Work to complete:
Check each line below for the word "CUERO" and give the number of lines that have it, nothing more.
━━━━━━
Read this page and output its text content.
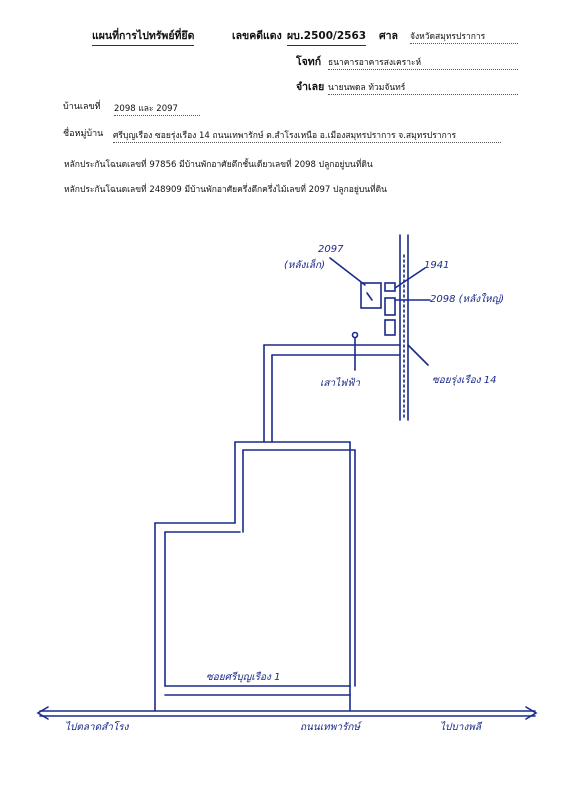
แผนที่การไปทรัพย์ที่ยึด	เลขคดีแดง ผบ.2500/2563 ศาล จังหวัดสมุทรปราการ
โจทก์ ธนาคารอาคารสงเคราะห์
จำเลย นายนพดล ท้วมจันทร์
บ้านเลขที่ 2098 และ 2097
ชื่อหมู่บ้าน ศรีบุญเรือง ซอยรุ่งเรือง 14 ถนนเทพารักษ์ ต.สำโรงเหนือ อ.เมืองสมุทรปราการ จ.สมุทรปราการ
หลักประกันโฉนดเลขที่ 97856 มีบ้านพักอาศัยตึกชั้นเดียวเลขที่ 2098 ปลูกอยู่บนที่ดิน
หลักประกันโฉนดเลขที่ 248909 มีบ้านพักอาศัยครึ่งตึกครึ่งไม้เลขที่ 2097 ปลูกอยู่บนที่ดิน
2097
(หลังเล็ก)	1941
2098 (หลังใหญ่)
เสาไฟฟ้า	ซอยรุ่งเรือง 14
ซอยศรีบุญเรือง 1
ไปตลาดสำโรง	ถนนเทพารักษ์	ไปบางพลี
━━━━━━
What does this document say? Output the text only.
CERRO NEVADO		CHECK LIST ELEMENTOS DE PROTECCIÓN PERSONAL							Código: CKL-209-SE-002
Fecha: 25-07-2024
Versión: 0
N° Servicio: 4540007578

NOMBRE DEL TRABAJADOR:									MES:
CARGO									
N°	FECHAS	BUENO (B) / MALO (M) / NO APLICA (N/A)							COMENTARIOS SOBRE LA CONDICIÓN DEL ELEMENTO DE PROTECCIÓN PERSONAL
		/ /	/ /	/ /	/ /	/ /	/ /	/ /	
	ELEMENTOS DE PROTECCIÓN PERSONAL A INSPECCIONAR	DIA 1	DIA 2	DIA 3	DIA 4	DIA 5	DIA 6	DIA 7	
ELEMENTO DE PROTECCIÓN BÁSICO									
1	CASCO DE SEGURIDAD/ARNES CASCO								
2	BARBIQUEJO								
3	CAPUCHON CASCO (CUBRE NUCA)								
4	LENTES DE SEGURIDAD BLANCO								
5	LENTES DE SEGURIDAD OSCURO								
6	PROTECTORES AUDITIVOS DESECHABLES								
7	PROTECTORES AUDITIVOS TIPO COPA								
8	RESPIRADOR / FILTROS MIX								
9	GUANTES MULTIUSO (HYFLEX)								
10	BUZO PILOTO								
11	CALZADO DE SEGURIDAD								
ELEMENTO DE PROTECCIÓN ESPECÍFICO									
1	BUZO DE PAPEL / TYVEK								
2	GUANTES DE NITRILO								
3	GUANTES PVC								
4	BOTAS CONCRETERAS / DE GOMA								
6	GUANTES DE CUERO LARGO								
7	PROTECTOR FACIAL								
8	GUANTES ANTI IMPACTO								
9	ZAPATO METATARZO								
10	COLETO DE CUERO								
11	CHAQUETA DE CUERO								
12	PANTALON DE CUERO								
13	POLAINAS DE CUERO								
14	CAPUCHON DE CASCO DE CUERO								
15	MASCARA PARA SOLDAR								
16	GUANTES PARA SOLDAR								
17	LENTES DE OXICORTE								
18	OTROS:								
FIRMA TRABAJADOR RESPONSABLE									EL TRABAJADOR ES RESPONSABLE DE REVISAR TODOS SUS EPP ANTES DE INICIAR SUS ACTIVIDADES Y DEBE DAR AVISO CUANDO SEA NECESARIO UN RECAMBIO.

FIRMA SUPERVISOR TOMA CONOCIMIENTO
━━━━━━
Result of the task:
6